**The problem**
Write the records out again exactly, leaving no images in.

[Records contained in a dataset]

· · · · ·

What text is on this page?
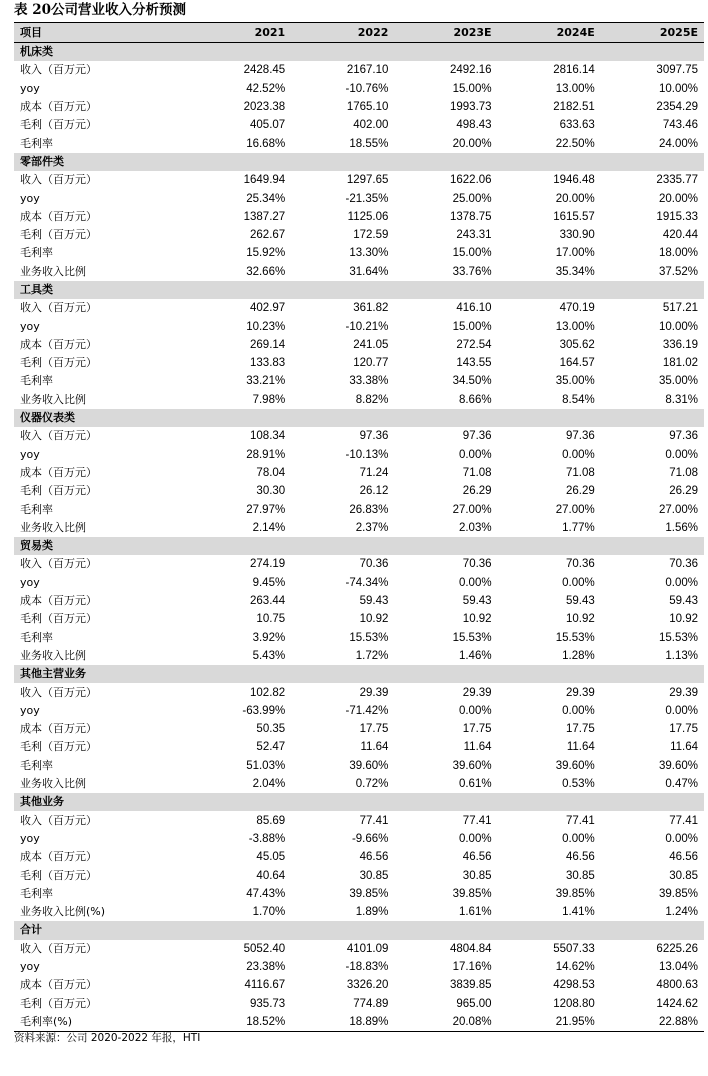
表 20公司营业收入分析预测
项目	2021	2022	2023E	2024E	2025E
机床类					
收入（百万元）	2428.45	2167.10	2492.16	2816.14	3097.75
yoy	42.52%	-10.76%	15.00%	13.00%	10.00%
成本（百万元）	2023.38	1765.10	1993.73	2182.51	2354.29
毛利（百万元）	405.07	402.00	498.43	633.63	743.46
毛利率	16.68%	18.55%	20.00%	22.50%	24.00%
零部件类					
收入（百万元）	1649.94	1297.65	1622.06	1946.48	2335.77
yoy	25.34%	-21.35%	25.00%	20.00%	20.00%
成本（百万元）	1387.27	1125.06	1378.75	1615.57	1915.33
毛利（百万元）	262.67	172.59	243.31	330.90	420.44
毛利率	15.92%	13.30%	15.00%	17.00%	18.00%
业务收入比例	32.66%	31.64%	33.76%	35.34%	37.52%
工具类					
收入（百万元）	402.97	361.82	416.10	470.19	517.21
yoy	10.23%	-10.21%	15.00%	13.00%	10.00%
成本（百万元）	269.14	241.05	272.54	305.62	336.19
毛利（百万元）	133.83	120.77	143.55	164.57	181.02
毛利率	33.21%	33.38%	34.50%	35.00%	35.00%
业务收入比例	7.98%	8.82%	8.66%	8.54%	8.31%
仪器仪表类					
收入（百万元）	108.34	97.36	97.36	97.36	97.36
yoy	28.91%	-10.13%	0.00%	0.00%	0.00%
成本（百万元）	78.04	71.24	71.08	71.08	71.08
毛利（百万元）	30.30	26.12	26.29	26.29	26.29
毛利率	27.97%	26.83%	27.00%	27.00%	27.00%
业务收入比例	2.14%	2.37%	2.03%	1.77%	1.56%
贸易类					
收入（百万元）	274.19	70.36	70.36	70.36	70.36
yoy	9.45%	-74.34%	0.00%	0.00%	0.00%
成本（百万元）	263.44	59.43	59.43	59.43	59.43
毛利（百万元）	10.75	10.92	10.92	10.92	10.92
毛利率	3.92%	15.53%	15.53%	15.53%	15.53%
业务收入比例	5.43%	1.72%	1.46%	1.28%	1.13%
其他主营业务					
收入（百万元）	102.82	29.39	29.39	29.39	29.39
yoy	-63.99%	-71.42%	0.00%	0.00%	0.00%
成本（百万元）	50.35	17.75	17.75	17.75	17.75
毛利（百万元）	52.47	11.64	11.64	11.64	11.64
毛利率	51.03%	39.60%	39.60%	39.60%	39.60%
业务收入比例	2.04%	0.72%	0.61%	0.53%	0.47%
其他业务					
收入（百万元）	85.69	77.41	77.41	77.41	77.41
yoy	-3.88%	-9.66%	0.00%	0.00%	0.00%
成本（百万元）	45.05	46.56	46.56	46.56	46.56
毛利（百万元）	40.64	30.85	30.85	30.85	30.85
毛利率	47.43%	39.85%	39.85%	39.85%	39.85%
业务收入比例(%)	1.70%	1.89%	1.61%	1.41%	1.24%
合计					
收入（百万元）	5052.40	4101.09	4804.84	5507.33	6225.26
yoy	23.38%	-18.83%	17.16%	14.62%	13.04%
成本（百万元）	4116.67	3326.20	3839.85	4298.53	4800.63
毛利（百万元）	935.73	774.89	965.00	1208.80	1424.62
毛利率(%)	18.52%	18.89%	20.08%	21.95%	22.88%
资料来源：公司 2020-2022 年报，HTI
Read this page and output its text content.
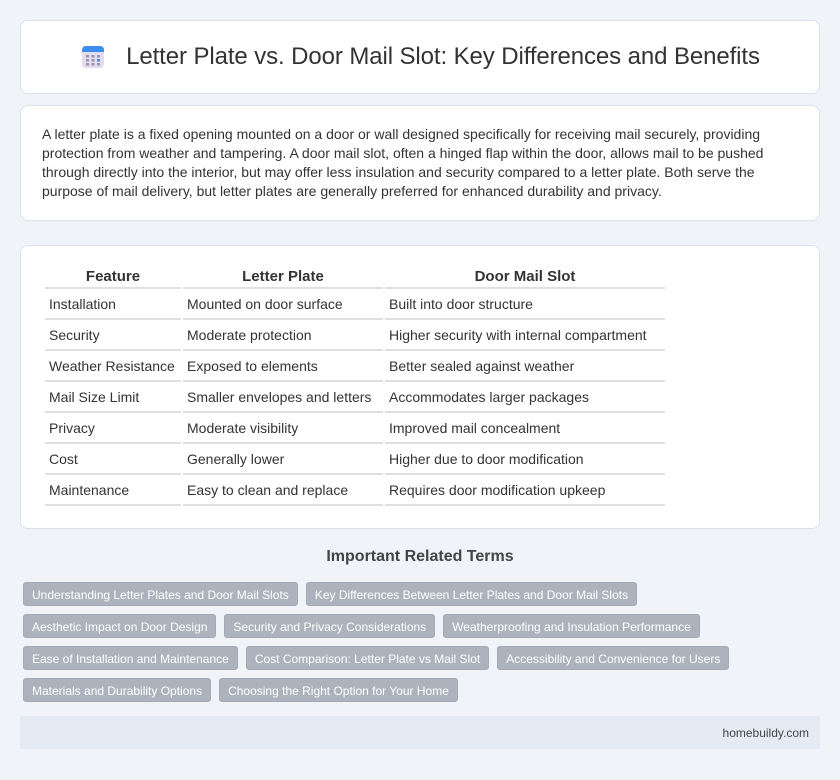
Letter Plate vs. Door Mail Slot: Key Differences and Benefits

A letter plate is a fixed opening mounted on a door or wall designed specifically for receiving mail securely, providing protection from weather and tampering. A door mail slot, often a hinged flap within the door, allows mail to be pushed through directly into the interior, but may offer less insulation and security compared to a letter plate. Both serve the purpose of mail delivery, but letter plates are generally preferred for enhanced durability and privacy.

Feature	Letter Plate	Door Mail Slot
Installation	Mounted on door surface	Built into door structure
Security	Moderate protection	Higher security with internal compartment
Weather Resistance	Exposed to elements	Better sealed against weather
Mail Size Limit	Smaller envelopes and letters	Accommodates larger packages
Privacy	Moderate visibility	Improved mail concealment
Cost	Generally lower	Higher due to door modification
Maintenance	Easy to clean and replace	Requires door modification upkeep
Important Related Terms
Understanding Letter Plates and Door Mail Slots	Key Differences Between Letter Plates and Door Mail Slots
Aesthetic Impact on Door Design	Security and Privacy Considerations	Weatherproofing and Insulation Performance
Ease of Installation and Maintenance	Cost Comparison: Letter Plate vs Mail Slot	Accessibility and Convenience for Users
Materials and Durability Options	Choosing the Right Option for Your Home
homebuildy.com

· · · · ·

**Written solution**
What text is on this page?
表 20公司营业收入分析预测
项目	2021	2022	2023E	2024E	2025E
机床类					
收入（百万元）	2428.45	2167.10	2492.16	2816.14	3097.75
yoy	42.52%	-10.76%	15.00%	13.00%	10.00%
成本（百万元）	2023.38	1765.10	1993.73	2182.51	2354.29
毛利（百万元）	405.07	402.00	498.43	633.63	743.46
毛利率	16.68%	18.55%	20.00%	22.50%	24.00%
零部件类					
收入（百万元）	1649.94	1297.65	1622.06	1946.48	2335.77
yoy	25.34%	-21.35%	25.00%	20.00%	20.00%
成本（百万元）	1387.27	1125.06	1378.75	1615.57	1915.33
毛利（百万元）	262.67	172.59	243.31	330.90	420.44
毛利率	15.92%	13.30%	15.00%	17.00%	18.00%
业务收入比例	32.66%	31.64%	33.76%	35.34%	37.52%
工具类					
收入（百万元）	402.97	361.82	416.10	470.19	517.21
yoy	10.23%	-10.21%	15.00%	13.00%	10.00%
成本（百万元）	269.14	241.05	272.54	305.62	336.19
毛利（百万元）	133.83	120.77	143.55	164.57	181.02
毛利率	33.21%	33.38%	34.50%	35.00%	35.00%
业务收入比例	7.98%	8.82%	8.66%	8.54%	8.31%
仪器仪表类					
收入（百万元）	108.34	97.36	97.36	97.36	97.36
yoy	28.91%	-10.13%	0.00%	0.00%	0.00%
成本（百万元）	78.04	71.24	71.08	71.08	71.08
毛利（百万元）	30.30	26.12	26.29	26.29	26.29
毛利率	27.97%	26.83%	27.00%	27.00%	27.00%
业务收入比例	2.14%	2.37%	2.03%	1.77%	1.56%
贸易类					
收入（百万元）	274.19	70.36	70.36	70.36	70.36
yoy	9.45%	-74.34%	0.00%	0.00%	0.00%
成本（百万元）	263.44	59.43	59.43	59.43	59.43
毛利（百万元）	10.75	10.92	10.92	10.92	10.92
毛利率	3.92%	15.53%	15.53%	15.53%	15.53%
业务收入比例	5.43%	1.72%	1.46%	1.28%	1.13%
其他主营业务					
收入（百万元）	102.82	29.39	29.39	29.39	29.39
yoy	-63.99%	-71.42%	0.00%	0.00%	0.00%
成本（百万元）	50.35	17.75	17.75	17.75	17.75
毛利（百万元）	52.47	11.64	11.64	11.64	11.64
毛利率	51.03%	39.60%	39.60%	39.60%	39.60%
业务收入比例	2.04%	0.72%	0.61%	0.53%	0.47%
其他业务					
收入（百万元）	85.69	77.41	77.41	77.41	77.41
yoy	-3.88%	-9.66%	0.00%	0.00%	0.00%
成本（百万元）	45.05	46.56	46.56	46.56	46.56
毛利（百万元）	40.64	30.85	30.85	30.85	30.85
毛利率	47.43%	39.85%	39.85%	39.85%	39.85%
业务收入比例(%)	1.70%	1.89%	1.61%	1.41%	1.24%
合计					
收入（百万元）	5052.40	4101.09	4804.84	5507.33	6225.26
yoy	23.38%	-18.83%	17.16%	14.62%	13.04%
成本（百万元）	4116.67	3326.20	3839.85	4298.53	4800.63
毛利（百万元）	935.73	774.89	965.00	1208.80	1424.62
毛利率(%)	18.52%	18.89%	20.08%	21.95%	22.88%
资料来源：公司 2020-2022 年报，HTI
Read this page and output its text content.
Letter Plate vs. Door Mail Slot: Key Differences and Benefits

A letter plate is a fixed opening mounted on a door or wall designed specifically for receiving mail securely, providing protection from weather and tampering. A door mail slot, often a hinged flap within the door, allows mail to be pushed through directly into the interior, but may offer less insulation and security compared to a letter plate. Both serve the purpose of mail delivery, but letter plates are generally preferred for enhanced durability and privacy.

Feature	Letter Plate	Door Mail Slot
Installation	Mounted on door surface	Built into door structure
Security	Moderate protection	Higher security with internal compartment
Weather Resistance	Exposed to elements	Better sealed against weather
Mail Size Limit	Smaller envelopes and letters	Accommodates larger packages
Privacy	Moderate visibility	Improved mail concealment
Cost	Generally lower	Higher due to door modification
Maintenance	Easy to clean and replace	Requires door modification upkeep
Important Related Terms
Understanding Letter Plates and Door Mail Slots	Key Differences Between Letter Plates and Door Mail Slots
Aesthetic Impact on Door Design	Security and Privacy Considerations	Weatherproofing and Insulation Performance
Ease of Installation and Maintenance	Cost Comparison: Letter Plate vs Mail Slot	Accessibility and Convenience for Users
Materials and Durability Options	Choosing the Right Option for Your Home
homebuildy.com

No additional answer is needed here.